Goal> Where a line in the listing below contains the word "JSON", copy that line.

--- start of Raw records ---

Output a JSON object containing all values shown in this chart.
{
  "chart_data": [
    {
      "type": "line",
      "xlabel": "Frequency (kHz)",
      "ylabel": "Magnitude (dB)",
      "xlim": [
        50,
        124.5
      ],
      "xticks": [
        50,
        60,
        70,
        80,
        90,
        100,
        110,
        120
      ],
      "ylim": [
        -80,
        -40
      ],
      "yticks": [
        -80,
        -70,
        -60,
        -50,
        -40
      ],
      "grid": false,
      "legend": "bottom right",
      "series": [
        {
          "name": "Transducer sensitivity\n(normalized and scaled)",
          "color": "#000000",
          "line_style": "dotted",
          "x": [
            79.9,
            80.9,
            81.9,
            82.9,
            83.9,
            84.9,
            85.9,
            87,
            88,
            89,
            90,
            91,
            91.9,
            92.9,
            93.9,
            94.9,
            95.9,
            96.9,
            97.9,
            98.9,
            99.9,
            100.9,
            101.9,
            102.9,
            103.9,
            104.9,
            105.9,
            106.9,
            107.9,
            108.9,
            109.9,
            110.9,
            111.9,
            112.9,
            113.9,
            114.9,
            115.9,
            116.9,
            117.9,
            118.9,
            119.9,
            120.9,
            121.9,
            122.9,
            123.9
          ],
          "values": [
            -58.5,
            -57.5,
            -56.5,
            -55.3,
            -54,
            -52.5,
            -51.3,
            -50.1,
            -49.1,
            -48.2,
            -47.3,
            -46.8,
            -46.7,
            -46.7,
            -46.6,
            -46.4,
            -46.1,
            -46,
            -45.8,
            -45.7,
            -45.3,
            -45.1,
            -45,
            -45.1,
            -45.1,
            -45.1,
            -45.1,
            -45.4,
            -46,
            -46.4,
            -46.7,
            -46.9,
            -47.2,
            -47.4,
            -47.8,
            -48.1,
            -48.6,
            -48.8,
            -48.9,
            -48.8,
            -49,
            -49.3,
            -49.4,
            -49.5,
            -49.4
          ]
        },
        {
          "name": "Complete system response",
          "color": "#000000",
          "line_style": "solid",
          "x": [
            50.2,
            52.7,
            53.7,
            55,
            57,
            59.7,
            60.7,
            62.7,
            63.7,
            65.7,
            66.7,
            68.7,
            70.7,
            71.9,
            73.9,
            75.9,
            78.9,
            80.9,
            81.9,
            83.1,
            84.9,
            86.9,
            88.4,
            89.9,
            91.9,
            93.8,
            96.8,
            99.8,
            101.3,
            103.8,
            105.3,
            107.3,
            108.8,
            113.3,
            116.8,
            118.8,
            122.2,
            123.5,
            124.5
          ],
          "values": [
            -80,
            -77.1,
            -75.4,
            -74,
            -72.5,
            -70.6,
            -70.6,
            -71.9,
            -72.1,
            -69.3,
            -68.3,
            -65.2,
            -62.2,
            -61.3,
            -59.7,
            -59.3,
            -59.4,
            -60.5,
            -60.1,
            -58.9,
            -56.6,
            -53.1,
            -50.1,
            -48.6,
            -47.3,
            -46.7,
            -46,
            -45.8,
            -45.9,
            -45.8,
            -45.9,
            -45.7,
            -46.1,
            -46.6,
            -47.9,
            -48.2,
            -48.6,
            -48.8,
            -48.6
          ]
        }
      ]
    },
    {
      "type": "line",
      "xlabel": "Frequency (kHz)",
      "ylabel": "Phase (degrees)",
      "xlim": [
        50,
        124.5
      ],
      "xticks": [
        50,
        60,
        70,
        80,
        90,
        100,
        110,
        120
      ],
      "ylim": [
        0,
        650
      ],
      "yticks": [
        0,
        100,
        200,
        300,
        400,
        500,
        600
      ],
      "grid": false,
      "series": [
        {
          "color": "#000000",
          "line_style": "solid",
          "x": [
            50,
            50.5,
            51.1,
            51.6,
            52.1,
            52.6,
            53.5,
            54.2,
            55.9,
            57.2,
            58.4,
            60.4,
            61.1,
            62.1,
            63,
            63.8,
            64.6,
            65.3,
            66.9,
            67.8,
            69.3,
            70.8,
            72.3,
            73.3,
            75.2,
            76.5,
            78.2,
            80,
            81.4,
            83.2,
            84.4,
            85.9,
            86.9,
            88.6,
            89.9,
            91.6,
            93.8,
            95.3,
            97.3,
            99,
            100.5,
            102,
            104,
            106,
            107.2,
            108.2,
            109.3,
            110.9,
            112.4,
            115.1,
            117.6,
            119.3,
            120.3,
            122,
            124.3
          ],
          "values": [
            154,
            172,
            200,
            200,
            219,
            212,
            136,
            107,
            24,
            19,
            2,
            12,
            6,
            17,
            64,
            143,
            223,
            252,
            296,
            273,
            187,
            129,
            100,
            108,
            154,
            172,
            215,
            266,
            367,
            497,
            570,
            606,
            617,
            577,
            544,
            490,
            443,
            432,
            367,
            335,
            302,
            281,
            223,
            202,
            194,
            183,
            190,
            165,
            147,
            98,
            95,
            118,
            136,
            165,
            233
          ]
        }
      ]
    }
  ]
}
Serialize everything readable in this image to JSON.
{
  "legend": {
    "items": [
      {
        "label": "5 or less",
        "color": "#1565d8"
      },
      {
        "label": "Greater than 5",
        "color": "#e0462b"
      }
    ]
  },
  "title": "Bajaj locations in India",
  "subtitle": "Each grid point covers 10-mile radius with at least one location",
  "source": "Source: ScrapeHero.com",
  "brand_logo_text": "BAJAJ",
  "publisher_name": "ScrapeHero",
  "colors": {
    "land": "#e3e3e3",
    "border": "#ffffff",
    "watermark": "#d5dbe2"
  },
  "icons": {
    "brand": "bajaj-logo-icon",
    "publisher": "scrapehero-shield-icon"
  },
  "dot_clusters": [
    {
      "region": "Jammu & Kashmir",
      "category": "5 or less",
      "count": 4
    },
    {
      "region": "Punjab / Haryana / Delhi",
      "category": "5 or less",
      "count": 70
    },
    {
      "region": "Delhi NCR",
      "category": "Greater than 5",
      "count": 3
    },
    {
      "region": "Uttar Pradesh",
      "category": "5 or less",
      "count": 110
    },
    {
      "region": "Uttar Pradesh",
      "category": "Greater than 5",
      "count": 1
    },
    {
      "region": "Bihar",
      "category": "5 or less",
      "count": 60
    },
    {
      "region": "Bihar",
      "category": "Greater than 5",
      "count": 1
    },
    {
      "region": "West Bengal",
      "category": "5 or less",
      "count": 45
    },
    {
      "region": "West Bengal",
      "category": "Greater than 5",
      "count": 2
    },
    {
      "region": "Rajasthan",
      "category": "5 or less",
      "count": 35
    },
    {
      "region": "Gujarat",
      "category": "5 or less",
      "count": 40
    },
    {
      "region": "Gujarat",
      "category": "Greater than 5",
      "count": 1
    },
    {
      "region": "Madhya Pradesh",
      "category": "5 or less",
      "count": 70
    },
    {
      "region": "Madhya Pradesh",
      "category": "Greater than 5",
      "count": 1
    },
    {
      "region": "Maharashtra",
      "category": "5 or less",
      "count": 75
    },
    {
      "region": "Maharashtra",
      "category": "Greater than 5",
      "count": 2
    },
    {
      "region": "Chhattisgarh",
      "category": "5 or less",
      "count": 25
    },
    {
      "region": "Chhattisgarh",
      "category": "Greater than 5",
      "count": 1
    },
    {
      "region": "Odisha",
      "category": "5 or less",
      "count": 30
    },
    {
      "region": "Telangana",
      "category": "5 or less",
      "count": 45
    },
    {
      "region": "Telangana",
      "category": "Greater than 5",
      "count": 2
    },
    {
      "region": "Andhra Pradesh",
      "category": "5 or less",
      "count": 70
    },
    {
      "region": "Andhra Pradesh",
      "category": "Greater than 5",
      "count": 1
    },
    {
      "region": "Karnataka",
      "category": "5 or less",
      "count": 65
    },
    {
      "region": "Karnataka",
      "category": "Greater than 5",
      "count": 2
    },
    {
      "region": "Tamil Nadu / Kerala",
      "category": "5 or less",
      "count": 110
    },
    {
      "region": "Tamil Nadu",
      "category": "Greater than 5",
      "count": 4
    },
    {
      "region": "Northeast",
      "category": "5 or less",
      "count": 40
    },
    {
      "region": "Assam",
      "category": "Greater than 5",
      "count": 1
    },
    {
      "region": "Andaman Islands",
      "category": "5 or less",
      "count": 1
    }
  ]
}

--- end of Raw records ---

Result for this task>
Output a JSON object containing all values shown in this chart.
Serialize everything readable in this image to JSON.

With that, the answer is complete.